- **Exercise**
The answer is one number: how many lines in the data below hold "POLICY".

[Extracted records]
++++++++++

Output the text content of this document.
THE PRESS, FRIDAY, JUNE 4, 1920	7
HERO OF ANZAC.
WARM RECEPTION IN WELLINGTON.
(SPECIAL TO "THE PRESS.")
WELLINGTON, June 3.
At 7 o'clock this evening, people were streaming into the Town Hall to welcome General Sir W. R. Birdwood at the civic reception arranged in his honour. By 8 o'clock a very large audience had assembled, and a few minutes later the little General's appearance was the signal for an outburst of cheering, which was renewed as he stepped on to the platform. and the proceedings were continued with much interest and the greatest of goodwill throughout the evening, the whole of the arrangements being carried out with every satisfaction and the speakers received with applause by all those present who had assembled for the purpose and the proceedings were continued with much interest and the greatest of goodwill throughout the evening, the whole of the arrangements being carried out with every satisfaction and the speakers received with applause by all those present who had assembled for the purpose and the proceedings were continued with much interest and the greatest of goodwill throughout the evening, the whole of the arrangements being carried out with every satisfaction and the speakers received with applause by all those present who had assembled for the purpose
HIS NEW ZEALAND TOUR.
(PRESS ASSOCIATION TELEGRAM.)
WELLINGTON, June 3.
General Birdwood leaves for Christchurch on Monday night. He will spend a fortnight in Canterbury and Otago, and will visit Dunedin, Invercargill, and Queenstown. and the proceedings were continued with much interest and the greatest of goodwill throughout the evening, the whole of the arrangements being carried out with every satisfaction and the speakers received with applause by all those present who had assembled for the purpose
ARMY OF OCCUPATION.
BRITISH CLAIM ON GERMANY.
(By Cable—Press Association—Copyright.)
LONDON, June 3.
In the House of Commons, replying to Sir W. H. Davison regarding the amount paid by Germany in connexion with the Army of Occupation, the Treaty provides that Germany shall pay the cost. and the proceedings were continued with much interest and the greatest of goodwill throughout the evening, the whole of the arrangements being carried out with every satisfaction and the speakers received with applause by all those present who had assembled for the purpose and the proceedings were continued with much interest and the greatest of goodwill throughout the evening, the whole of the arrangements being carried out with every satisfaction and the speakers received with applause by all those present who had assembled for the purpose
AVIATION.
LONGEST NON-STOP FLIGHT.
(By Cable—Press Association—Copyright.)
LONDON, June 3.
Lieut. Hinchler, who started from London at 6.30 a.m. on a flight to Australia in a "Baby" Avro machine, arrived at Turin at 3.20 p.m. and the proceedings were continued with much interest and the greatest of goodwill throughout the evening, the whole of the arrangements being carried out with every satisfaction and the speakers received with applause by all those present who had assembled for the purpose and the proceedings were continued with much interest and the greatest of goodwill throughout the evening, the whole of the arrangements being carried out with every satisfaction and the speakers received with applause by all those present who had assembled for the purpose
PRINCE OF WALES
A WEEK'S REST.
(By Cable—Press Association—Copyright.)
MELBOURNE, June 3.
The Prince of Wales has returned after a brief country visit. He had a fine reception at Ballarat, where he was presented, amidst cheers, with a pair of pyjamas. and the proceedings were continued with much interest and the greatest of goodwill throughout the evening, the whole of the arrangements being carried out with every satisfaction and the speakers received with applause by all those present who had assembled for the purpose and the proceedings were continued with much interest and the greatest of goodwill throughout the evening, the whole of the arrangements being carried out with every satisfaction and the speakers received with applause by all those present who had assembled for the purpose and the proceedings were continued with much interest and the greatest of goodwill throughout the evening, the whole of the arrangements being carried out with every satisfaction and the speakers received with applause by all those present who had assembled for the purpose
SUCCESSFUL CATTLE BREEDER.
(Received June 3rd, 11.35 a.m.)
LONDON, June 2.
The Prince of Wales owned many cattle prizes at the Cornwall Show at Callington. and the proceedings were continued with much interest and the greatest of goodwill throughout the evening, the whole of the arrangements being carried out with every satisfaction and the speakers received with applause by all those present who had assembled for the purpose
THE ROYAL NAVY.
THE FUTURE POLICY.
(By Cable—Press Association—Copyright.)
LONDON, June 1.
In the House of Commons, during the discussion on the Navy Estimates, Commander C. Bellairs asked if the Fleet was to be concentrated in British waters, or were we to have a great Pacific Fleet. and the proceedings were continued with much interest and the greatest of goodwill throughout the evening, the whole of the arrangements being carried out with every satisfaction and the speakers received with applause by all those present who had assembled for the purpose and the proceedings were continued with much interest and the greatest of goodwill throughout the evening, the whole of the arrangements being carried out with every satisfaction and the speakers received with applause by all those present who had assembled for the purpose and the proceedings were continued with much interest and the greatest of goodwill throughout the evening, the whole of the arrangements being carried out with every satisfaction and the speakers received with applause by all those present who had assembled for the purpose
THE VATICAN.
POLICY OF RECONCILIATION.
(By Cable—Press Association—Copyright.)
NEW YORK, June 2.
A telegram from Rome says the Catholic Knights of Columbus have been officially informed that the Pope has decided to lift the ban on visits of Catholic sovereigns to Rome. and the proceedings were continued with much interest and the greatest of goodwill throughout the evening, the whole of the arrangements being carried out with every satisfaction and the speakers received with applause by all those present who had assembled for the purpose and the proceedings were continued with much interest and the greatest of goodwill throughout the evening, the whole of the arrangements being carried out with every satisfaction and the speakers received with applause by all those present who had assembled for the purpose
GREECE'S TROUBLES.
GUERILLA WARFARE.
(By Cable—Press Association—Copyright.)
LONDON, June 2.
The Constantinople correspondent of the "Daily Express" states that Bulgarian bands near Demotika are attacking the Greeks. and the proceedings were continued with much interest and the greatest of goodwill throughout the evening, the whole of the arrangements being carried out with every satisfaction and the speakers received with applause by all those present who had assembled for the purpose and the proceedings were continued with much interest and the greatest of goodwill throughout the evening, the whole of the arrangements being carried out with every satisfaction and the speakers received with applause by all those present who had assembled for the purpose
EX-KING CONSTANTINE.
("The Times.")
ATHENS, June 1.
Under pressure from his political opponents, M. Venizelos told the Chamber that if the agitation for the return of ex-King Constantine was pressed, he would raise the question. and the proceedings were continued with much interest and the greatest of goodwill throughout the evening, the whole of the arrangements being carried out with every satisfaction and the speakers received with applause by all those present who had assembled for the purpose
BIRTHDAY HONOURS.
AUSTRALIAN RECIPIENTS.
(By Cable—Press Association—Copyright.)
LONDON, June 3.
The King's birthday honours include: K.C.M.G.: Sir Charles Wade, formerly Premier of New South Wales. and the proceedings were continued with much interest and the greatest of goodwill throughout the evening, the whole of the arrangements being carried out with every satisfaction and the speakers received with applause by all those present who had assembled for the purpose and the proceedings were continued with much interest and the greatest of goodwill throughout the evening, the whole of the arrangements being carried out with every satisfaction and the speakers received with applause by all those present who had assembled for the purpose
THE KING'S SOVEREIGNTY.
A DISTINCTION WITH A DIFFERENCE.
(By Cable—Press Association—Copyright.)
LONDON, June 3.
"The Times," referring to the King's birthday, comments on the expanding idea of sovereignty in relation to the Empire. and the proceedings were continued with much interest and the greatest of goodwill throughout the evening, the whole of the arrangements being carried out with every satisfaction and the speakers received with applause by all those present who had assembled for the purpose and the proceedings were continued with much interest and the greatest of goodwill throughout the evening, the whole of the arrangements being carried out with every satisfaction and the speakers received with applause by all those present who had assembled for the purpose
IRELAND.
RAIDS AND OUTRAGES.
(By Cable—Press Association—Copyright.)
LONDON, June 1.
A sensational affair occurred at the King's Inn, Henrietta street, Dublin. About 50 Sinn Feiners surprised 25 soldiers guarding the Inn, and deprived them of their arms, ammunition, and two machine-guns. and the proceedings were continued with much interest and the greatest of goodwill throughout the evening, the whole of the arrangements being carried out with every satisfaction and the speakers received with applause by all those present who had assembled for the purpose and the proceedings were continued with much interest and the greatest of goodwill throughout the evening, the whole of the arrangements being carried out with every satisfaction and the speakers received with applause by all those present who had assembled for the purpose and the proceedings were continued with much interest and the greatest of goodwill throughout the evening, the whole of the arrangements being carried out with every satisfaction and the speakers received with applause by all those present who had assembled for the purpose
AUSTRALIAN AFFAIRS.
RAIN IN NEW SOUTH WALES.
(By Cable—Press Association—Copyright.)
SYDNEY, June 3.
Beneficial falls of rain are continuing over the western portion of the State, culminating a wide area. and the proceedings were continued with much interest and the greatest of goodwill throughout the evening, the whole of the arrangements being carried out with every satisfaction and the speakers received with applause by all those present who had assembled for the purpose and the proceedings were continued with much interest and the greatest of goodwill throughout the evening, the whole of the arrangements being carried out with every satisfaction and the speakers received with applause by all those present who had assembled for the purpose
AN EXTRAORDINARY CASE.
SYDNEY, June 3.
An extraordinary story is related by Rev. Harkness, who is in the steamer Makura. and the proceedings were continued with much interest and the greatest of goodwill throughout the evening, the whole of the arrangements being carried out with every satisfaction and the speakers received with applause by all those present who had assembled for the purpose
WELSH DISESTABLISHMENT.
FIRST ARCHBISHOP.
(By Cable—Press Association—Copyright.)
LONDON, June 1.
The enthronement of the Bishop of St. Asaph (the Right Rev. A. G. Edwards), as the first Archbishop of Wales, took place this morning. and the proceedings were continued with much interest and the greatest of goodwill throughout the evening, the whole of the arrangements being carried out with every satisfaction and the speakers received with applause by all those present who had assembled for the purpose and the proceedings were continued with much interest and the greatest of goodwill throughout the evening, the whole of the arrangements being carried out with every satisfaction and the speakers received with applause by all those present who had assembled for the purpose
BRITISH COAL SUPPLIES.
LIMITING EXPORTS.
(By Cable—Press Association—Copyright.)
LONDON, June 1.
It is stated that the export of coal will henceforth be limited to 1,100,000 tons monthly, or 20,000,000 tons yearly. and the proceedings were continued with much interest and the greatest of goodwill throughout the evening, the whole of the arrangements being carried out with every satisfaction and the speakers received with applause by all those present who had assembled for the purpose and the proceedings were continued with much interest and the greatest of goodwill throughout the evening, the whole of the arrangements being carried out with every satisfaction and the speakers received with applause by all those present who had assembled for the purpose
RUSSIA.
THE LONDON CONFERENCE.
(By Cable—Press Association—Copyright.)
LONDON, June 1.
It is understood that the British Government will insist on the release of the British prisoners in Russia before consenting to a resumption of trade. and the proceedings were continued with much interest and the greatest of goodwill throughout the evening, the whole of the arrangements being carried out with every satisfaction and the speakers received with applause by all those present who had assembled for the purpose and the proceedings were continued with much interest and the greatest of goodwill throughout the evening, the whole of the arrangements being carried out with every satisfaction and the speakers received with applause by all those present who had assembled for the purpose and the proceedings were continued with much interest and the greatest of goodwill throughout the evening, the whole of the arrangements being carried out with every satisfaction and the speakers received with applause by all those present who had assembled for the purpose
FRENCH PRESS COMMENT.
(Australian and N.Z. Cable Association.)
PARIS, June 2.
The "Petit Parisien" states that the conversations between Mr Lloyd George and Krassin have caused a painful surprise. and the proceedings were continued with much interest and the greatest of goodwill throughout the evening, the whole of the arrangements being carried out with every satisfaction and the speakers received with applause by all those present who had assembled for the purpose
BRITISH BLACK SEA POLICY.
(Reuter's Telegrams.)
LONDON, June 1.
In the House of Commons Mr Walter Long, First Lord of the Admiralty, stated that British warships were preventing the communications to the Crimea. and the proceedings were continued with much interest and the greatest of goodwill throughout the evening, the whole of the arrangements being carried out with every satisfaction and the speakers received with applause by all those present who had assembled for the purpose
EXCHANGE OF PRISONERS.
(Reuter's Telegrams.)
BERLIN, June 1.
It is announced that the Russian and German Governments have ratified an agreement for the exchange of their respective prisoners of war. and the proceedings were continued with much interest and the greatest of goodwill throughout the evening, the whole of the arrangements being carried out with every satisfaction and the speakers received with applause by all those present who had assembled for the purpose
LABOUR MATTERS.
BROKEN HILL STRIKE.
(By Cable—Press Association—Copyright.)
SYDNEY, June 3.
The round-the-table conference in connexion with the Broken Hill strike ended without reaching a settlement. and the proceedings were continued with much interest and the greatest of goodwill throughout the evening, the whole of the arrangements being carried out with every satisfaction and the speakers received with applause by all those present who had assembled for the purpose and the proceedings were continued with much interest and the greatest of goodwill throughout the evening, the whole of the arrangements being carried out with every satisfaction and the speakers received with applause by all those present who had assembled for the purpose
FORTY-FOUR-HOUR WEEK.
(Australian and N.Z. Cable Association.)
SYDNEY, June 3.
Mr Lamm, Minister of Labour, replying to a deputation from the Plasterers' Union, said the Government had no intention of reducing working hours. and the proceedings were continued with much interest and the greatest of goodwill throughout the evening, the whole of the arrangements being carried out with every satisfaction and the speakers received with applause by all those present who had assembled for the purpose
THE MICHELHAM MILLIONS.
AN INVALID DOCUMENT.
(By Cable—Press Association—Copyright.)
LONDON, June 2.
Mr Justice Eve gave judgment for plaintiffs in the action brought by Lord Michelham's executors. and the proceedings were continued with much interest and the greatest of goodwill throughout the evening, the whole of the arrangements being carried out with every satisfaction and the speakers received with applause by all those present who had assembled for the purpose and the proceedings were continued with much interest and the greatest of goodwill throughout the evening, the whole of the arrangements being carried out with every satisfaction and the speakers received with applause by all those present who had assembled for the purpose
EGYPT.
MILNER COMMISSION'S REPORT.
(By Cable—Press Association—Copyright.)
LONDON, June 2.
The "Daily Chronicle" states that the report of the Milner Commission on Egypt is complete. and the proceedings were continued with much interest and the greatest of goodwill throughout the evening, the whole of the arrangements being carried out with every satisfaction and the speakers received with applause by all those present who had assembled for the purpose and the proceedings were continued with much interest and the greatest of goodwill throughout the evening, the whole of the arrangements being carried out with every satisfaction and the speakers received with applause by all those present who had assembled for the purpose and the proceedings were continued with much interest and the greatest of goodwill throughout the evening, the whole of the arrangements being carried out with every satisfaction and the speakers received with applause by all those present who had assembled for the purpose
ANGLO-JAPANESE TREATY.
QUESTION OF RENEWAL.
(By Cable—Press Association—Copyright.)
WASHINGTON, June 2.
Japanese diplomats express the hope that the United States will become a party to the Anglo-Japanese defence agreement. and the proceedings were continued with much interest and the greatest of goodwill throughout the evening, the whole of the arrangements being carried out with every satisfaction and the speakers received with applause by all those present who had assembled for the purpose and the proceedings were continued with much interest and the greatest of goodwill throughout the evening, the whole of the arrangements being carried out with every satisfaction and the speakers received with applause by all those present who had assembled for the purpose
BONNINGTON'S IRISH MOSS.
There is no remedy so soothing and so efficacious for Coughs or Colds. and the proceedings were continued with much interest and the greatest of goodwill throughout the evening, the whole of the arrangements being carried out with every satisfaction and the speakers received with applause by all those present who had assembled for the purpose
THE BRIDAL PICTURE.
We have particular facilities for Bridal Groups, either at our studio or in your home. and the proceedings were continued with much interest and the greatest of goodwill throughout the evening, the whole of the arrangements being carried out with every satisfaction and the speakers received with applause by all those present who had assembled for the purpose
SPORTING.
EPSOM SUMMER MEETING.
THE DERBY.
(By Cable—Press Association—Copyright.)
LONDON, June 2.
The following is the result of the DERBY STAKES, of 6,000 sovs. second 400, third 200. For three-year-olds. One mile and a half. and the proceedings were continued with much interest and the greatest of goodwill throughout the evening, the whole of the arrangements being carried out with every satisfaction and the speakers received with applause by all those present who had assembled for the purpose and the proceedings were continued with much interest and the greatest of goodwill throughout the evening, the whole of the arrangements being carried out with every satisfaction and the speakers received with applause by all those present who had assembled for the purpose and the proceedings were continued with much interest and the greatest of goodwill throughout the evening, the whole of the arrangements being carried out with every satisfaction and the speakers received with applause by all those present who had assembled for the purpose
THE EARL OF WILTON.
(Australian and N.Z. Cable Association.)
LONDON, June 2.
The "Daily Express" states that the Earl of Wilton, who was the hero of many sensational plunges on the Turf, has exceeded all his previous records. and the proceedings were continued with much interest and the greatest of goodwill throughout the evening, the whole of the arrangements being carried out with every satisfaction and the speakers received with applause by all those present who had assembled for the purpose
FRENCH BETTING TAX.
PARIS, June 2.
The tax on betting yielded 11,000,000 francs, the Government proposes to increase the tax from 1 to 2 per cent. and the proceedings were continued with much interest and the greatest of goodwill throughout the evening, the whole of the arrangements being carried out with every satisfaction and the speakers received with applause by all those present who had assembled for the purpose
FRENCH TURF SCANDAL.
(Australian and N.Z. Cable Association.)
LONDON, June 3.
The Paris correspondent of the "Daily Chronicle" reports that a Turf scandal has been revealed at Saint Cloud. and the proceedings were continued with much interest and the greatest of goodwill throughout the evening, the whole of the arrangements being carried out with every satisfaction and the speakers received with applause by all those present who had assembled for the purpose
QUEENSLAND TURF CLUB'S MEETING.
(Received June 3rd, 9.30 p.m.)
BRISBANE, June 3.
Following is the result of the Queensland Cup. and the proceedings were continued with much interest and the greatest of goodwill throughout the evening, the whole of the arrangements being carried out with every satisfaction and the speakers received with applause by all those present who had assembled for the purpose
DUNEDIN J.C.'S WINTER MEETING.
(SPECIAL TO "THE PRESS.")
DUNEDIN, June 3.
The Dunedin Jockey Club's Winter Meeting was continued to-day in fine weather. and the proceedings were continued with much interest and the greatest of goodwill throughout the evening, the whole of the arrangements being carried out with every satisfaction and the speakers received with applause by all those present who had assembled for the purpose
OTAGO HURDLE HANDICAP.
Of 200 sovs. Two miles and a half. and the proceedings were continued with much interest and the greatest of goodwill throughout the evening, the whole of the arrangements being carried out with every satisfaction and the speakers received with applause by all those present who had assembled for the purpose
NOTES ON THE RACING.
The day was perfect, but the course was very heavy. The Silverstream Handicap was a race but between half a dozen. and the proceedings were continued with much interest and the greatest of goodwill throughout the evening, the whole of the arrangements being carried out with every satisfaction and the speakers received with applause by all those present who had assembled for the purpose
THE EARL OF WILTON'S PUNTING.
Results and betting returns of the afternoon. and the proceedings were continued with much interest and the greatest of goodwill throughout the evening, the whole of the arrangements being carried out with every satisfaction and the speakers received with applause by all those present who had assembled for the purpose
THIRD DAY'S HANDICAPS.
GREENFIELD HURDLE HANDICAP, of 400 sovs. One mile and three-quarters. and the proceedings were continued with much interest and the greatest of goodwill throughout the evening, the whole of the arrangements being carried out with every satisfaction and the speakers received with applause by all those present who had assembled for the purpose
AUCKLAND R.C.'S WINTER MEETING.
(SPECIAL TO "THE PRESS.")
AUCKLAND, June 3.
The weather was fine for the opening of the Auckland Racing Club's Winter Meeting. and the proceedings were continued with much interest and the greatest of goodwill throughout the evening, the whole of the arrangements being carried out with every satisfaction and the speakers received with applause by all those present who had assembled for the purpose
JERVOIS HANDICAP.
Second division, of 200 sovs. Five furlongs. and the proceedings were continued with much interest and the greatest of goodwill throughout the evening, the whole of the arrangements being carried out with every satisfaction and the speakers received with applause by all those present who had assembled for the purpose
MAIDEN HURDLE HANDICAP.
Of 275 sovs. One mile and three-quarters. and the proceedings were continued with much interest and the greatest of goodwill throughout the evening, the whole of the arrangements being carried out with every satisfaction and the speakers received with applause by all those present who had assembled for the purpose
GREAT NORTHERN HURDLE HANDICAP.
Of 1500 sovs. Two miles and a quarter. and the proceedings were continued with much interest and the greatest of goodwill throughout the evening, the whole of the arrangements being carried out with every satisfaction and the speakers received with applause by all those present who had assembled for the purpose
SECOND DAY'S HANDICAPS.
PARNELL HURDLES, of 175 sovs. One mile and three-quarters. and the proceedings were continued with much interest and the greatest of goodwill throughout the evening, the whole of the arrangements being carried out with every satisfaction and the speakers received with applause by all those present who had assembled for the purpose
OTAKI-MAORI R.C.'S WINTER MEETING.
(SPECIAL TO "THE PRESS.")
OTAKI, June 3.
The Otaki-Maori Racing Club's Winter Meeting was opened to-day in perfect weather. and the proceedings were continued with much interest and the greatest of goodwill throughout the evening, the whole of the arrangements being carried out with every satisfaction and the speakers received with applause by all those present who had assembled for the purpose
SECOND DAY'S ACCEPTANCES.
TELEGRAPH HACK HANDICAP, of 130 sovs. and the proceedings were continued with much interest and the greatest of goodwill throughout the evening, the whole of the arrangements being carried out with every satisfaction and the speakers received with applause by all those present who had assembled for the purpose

++++++++++

- **Reply to the task**
3